Below are entries. Pull out all lines containing "inspiration".

========

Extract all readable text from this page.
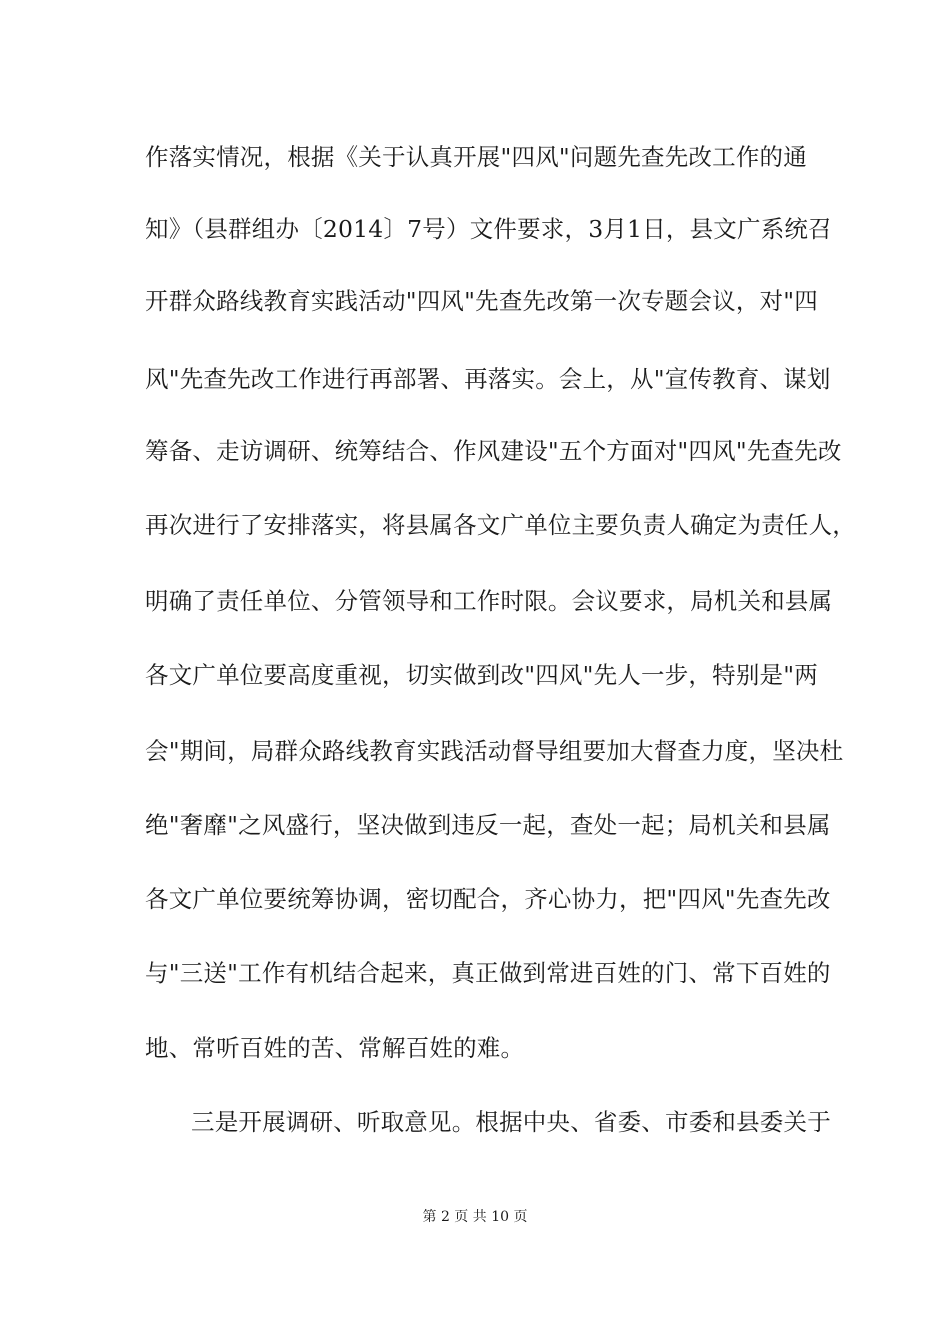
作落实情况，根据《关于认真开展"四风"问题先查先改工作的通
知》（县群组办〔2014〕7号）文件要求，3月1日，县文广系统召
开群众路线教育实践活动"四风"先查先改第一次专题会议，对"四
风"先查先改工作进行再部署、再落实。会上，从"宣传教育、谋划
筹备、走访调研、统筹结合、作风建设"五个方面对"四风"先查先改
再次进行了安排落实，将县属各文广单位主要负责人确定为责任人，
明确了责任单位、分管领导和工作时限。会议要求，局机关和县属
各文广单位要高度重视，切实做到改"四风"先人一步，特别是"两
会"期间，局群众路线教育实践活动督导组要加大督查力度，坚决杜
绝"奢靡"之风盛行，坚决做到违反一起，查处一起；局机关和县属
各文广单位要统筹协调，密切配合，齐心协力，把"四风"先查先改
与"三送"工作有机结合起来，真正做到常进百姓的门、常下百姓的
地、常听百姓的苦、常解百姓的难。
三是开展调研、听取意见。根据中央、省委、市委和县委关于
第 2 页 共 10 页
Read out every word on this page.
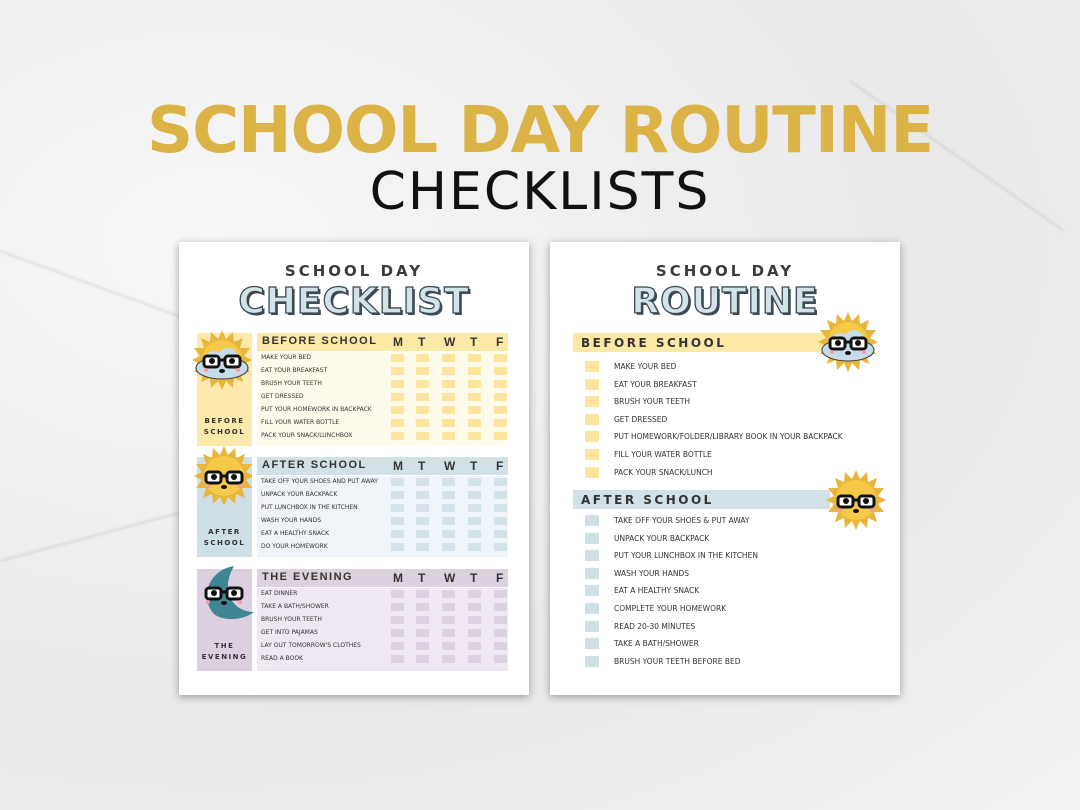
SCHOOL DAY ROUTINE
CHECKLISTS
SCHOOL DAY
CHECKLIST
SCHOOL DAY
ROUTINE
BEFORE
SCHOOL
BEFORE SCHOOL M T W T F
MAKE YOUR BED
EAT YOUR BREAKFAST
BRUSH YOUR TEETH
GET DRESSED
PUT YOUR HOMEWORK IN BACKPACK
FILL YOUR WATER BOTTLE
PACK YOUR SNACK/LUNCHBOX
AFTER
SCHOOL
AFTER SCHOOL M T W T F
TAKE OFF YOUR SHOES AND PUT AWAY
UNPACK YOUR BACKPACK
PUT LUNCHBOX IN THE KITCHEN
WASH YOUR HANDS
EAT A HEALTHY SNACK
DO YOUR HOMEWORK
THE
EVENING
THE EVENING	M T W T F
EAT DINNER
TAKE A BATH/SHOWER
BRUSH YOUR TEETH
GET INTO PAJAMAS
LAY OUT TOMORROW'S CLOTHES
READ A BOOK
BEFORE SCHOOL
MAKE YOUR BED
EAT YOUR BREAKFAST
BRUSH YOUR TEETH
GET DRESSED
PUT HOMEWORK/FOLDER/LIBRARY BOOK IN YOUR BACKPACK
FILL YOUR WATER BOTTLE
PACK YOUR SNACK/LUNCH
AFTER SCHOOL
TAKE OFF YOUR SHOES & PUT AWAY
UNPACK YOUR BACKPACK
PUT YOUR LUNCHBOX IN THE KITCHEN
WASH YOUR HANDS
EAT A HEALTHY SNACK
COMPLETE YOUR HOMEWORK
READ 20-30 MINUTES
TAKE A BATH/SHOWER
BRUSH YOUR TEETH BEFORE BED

========

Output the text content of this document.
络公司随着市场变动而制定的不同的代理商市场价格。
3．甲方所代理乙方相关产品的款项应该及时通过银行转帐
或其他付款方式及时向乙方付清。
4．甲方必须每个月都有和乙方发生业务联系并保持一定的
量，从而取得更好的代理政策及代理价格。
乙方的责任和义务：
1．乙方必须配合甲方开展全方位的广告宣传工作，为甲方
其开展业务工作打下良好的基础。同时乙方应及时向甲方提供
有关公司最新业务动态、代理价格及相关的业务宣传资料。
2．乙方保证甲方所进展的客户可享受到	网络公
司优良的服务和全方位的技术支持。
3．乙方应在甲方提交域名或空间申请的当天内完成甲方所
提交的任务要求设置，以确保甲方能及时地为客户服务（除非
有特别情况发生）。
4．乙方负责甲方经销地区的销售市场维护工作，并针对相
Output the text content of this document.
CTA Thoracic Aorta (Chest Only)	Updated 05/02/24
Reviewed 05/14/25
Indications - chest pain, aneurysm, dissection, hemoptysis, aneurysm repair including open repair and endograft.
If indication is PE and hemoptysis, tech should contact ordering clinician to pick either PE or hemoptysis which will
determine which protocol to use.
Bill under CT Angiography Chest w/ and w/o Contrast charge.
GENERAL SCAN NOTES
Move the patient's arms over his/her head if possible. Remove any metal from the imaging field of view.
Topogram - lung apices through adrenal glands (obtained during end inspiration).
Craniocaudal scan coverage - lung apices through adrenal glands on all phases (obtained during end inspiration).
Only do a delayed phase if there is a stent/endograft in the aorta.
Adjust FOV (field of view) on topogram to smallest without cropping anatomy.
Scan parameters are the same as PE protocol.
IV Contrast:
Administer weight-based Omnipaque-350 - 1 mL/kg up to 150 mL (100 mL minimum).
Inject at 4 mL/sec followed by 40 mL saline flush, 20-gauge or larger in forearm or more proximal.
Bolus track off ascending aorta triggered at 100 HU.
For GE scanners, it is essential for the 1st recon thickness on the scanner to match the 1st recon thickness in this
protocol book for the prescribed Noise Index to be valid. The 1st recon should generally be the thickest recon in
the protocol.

========

## THE REPLY
Topogram - lung apices through adrenal glands (obtained during end inspiration).
Craniocaudal scan coverage - lung apices through adrenal glands on all phases (obtained during end inspiration).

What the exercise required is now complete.